Return all lines that include the string "Reduction".

**DATA EXTRACT:**
···
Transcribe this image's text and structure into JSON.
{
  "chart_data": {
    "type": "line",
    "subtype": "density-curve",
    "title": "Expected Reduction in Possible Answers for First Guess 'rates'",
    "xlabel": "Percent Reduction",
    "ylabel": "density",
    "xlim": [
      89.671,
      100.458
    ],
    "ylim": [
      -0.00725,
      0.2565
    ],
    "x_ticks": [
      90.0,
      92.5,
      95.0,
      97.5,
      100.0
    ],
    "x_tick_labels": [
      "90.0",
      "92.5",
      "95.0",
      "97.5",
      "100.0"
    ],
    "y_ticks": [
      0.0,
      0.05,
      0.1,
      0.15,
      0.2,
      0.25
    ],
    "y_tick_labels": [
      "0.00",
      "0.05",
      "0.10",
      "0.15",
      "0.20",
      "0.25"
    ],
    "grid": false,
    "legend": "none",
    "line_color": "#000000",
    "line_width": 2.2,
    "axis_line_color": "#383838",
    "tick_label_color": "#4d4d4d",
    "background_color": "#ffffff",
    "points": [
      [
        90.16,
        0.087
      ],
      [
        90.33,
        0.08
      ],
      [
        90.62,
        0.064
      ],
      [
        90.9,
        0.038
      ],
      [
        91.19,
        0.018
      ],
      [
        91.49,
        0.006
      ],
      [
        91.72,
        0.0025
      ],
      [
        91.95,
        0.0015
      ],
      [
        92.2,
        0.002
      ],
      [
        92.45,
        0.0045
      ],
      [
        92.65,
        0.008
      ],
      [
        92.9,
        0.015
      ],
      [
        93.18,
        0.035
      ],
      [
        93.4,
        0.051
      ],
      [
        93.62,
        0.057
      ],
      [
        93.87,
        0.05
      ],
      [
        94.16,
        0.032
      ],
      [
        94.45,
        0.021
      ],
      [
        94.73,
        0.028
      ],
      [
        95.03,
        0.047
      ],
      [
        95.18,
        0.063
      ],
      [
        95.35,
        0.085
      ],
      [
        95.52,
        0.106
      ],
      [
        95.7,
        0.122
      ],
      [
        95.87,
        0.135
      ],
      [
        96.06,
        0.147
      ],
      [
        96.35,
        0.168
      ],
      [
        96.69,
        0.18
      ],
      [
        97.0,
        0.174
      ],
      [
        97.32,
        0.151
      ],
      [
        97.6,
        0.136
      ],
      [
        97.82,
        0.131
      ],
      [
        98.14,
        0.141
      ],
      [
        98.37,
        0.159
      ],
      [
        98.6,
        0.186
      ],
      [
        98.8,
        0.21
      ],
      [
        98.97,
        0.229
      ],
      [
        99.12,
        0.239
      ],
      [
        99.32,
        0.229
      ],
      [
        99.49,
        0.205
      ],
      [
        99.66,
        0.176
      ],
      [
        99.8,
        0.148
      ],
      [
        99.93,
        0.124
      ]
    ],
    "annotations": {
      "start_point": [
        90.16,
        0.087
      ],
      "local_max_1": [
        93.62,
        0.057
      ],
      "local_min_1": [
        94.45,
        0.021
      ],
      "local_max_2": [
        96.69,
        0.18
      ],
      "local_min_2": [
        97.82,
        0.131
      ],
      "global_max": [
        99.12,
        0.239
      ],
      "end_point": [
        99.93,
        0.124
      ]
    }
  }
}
···
**RESPONSE TO THE EXERCISE:**
    "title": "Expected Reduction in Possible Answers for First Guess 'rates'",
    "xlabel": "Percent Reduction",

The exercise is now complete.